● TO BE DONE
Without the pictures, print each of the records below exactly as it appears.

● DATA ROWS
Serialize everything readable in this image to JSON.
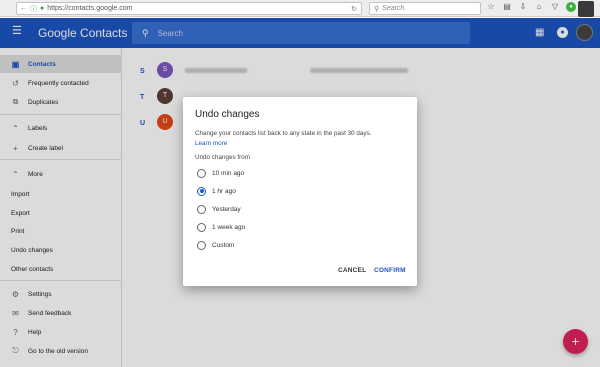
{
  "browser": {
    "url": "https://contacts.google.com",
    "search_placeholder": "Search"
  },
  "header": {
    "title": "Google Contacts",
    "search_placeholder": "Search"
  },
  "sidebar": {
    "items": [
      {
        "label": "Contacts"
      },
      {
        "label": "Frequently contacted"
      },
      {
        "label": "Duplicates"
      },
      {
        "label": "Labels"
      },
      {
        "label": "Create label"
      },
      {
        "label": "More"
      },
      {
        "label": "Import"
      },
      {
        "label": "Export"
      },
      {
        "label": "Print"
      },
      {
        "label": "Undo changes"
      },
      {
        "label": "Other contacts"
      },
      {
        "label": "Settings"
      },
      {
        "label": "Send feedback"
      },
      {
        "label": "Help"
      },
      {
        "label": "Go to the old version"
      }
    ]
  },
  "contacts": [
    {
      "letter": "S",
      "initial": "S",
      "color": "#7e57c2"
    },
    {
      "letter": "T",
      "initial": "T",
      "color": "#5d4037"
    },
    {
      "letter": "U",
      "initial": "U",
      "color": "#e64a19"
    }
  ],
  "dialog": {
    "title": "Undo changes",
    "description": "Change your contacts list back to any state in the past 30 days.",
    "learn_more": "Learn more",
    "subheading": "Undo changes from",
    "options": [
      {
        "label": "10 min ago",
        "checked": false
      },
      {
        "label": "1 hr ago",
        "checked": true
      },
      {
        "label": "Yesterday",
        "checked": false
      },
      {
        "label": "1 week ago",
        "checked": false
      },
      {
        "label": "Custom",
        "checked": false
      }
    ],
    "cancel_label": "CANCEL",
    "confirm_label": "CONFIRM"
  },
  "colors": {
    "brand": "#1e56c2",
    "fab": "#e0245e"
  }
}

● COMPLETE RESPONSE
Serialize everything readable in this image to JSON.
{
  "browser": {
    "url": "https://contacts.google.com",
    "search_placeholder": "Search"
  },
  "header": {
    "title": "Google Contacts",
    "search_placeholder": "Search"
  },
  "sidebar": {
    "items": [
      {
        "label": "Contacts"
      },
      {
        "label": "Frequently contacted"
      },
      {
        "label": "Duplicates"
      },
      {
        "label": "Labels"
      },
      {
        "label": "Create label"
      },
      {
        "label": "More"
      },
      {
        "label": "Import"
      },
      {
        "label": "Export"
      },
      {
        "label": "Print"
      },
      {
        "label": "Undo changes"
      },
      {
        "label": "Other contacts"
      },
      {
        "label": "Settings"
      },
      {
        "label": "Send feedback"
      },
      {
        "label": "Help"
      },
      {
        "label": "Go to the old version"
      }
    ]
  },
  "contacts": [
    {
      "letter": "S",
      "initial": "S",
      "color": "#7e57c2"
    },
    {
      "letter": "T",
      "initial": "T",
      "color": "#5d4037"
    },
    {
      "letter": "U",
      "initial": "U",
      "color": "#e64a19"
    }
  ],
  "dialog": {
    "title": "Undo changes",
    "description": "Change your contacts list back to any state in the past 30 days.",
    "learn_more": "Learn more",
    "subheading": "Undo changes from",
    "options": [
      {
        "label": "10 min ago",
        "checked": false
      },
      {
        "label": "1 hr ago",
        "checked": true
      },
      {
        "label": "Yesterday",
        "checked": false
      },
      {
        "label": "1 week ago",
        "checked": false
      },
      {
        "label": "Custom",
        "checked": false
      }
    ],
    "cancel_label": "CANCEL",
    "confirm_label": "CONFIRM"
  },
  "colors": {
    "brand": "#1e56c2",
    "fab": "#e0245e"
  }
}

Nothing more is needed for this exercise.